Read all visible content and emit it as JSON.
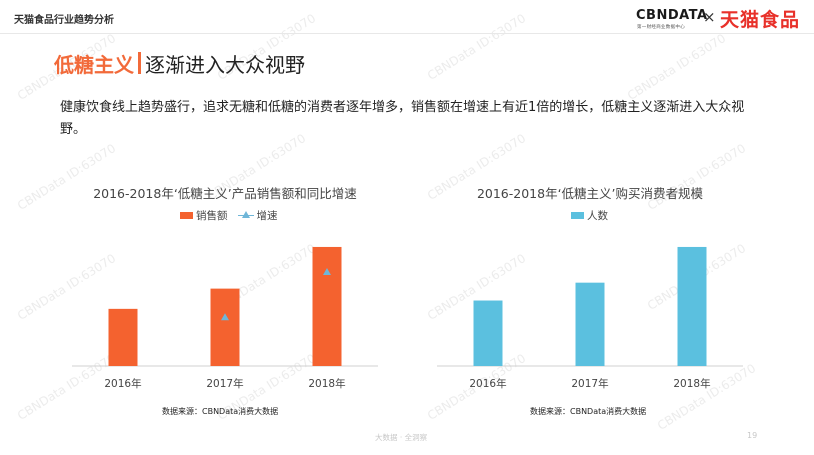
{
  "header": {
    "title": "天猫食品行业趋势分析",
    "logo_cbn": "CBNDATA",
    "logo_cbn_sub": "第一财经商业数据中心",
    "logo_x": "×",
    "logo_tmall": "天猫食品"
  },
  "slide": {
    "title_highlight": "低糖主义",
    "title_main": "逐渐进入大众视野",
    "description": "健康饮食线上趋势盛行，追求无糖和低糖的消费者逐年增多，销售额在增速上有近1倍的增长，低糖主义逐渐进入大众视野。",
    "footer_center": "大数据 · 全洞察",
    "page_number": "19",
    "watermark": "CBNData ID:63070"
  },
  "colors": {
    "accent_orange": "#f26a3a",
    "bar_orange": "#f4622f",
    "bar_blue": "#5bc0df",
    "growth_marker": "#6fb6d8"
  },
  "chart_data": [
    {
      "type": "bar",
      "title": "2016-2018年‘低糖主义’产品销售额和同比增速",
      "categories": [
        "2016年",
        "2017年",
        "2018年"
      ],
      "series": [
        {
          "name": "销售额",
          "values": [
            0.48,
            0.65,
            1.0
          ]
        },
        {
          "name": "增速",
          "type": "line-markers",
          "values": [
            null,
            0.41,
            0.79
          ]
        }
      ],
      "ylim": [
        0,
        1.05
      ],
      "legend": "top-center",
      "grid": false,
      "source": "数据来源：CBNData消费大数据"
    },
    {
      "type": "bar",
      "title": "2016-2018年‘低糖主义’购买消费者规模",
      "categories": [
        "2016年",
        "2017年",
        "2018年"
      ],
      "series": [
        {
          "name": "人数",
          "values": [
            0.55,
            0.7,
            1.0
          ]
        }
      ],
      "ylim": [
        0,
        1.05
      ],
      "legend": "top-center",
      "grid": false,
      "source": "数据来源：CBNData消费大数据"
    }
  ]
}
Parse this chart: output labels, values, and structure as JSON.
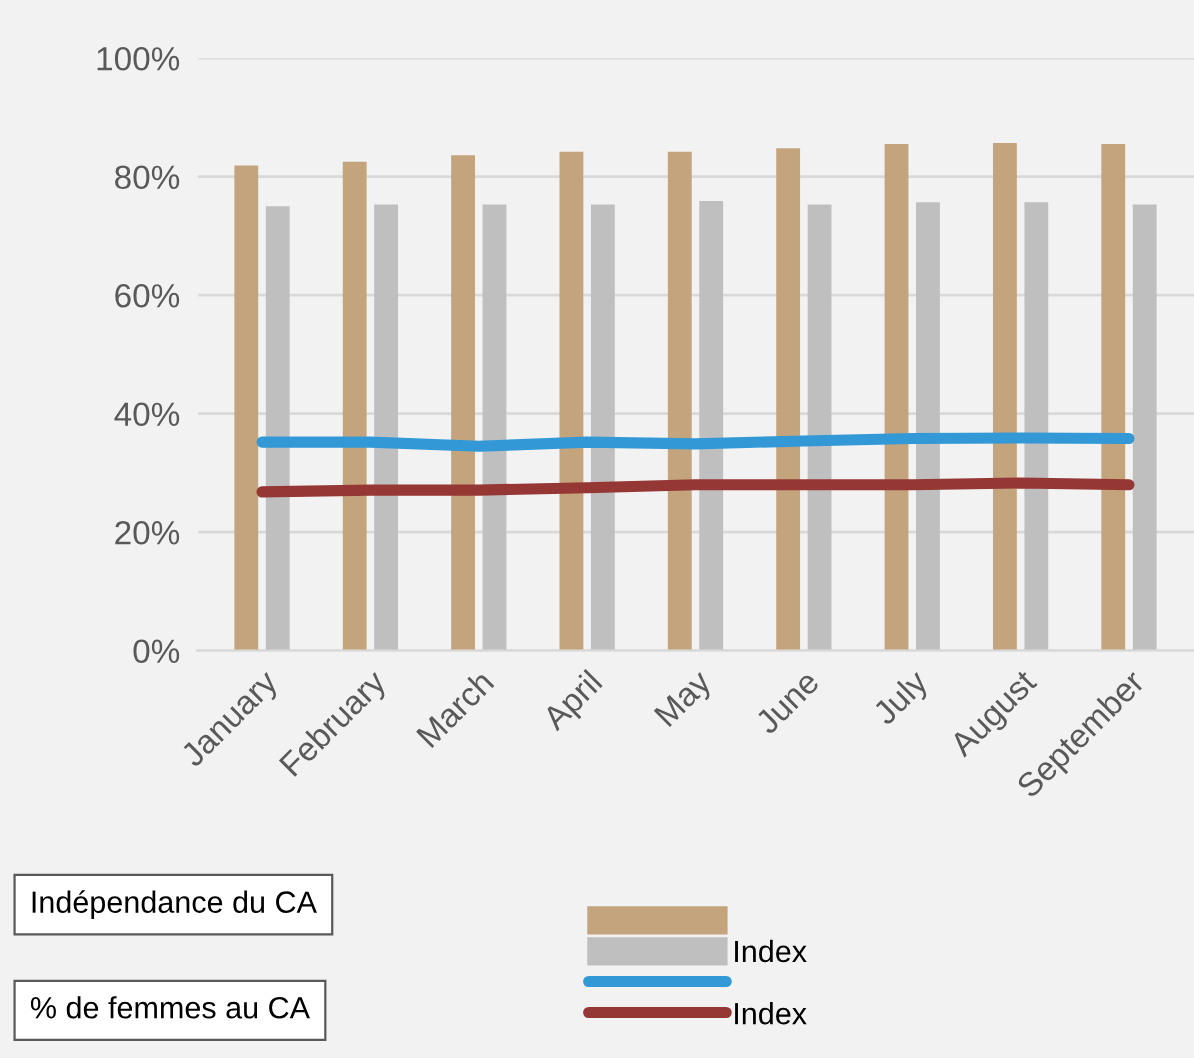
{
  "chart_data": {
    "type": "bar",
    "categories": [
      "January",
      "February",
      "March",
      "April",
      "May",
      "June",
      "July",
      "August",
      "September"
    ],
    "series": [
      {
        "color": "#c4a47c",
        "values": [
          81.9,
          82.5,
          83.6,
          84.2,
          84.2,
          84.8,
          85.5,
          85.7,
          85.5
        ]
      },
      {
        "name": "Index",
        "color": "#bfbfbf",
        "values": [
          75.0,
          75.3,
          75.3,
          75.3,
          75.9,
          75.3,
          75.7,
          75.7,
          75.3
        ]
      },
      {
        "type": "line",
        "color": "#3399d6",
        "values": [
          35.2,
          35.2,
          34.5,
          35.2,
          34.9,
          35.4,
          35.8,
          35.9,
          35.8
        ]
      },
      {
        "name": "Index",
        "type": "line",
        "color": "#953735",
        "values": [
          26.8,
          27.1,
          27.1,
          27.5,
          28.0,
          28.0,
          28.0,
          28.3,
          28.0
        ]
      }
    ],
    "ylim": [
      0,
      100
    ],
    "yticks": [
      {
        "value": 0,
        "label": "0%"
      },
      {
        "value": 20,
        "label": "20%"
      },
      {
        "value": 40,
        "label": "40%"
      },
      {
        "value": 60,
        "label": "60%"
      },
      {
        "value": 80,
        "label": "80%"
      },
      {
        "value": 100,
        "label": "100%"
      }
    ],
    "grid": "y",
    "legend": "bottom",
    "line_style": "solid",
    "marker": "none",
    "annotations": [
      "Indépendance du CA",
      "% de femmes au CA"
    ]
  }
}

______________________________

▶ [Set task]: Search the entries for the string "name" and collect each line that has it.

▶ [Solution below]:
          "name": "销售额",
          "name": "增速",
          "name": "人数",
        "name": "Index",
        "name": "Index",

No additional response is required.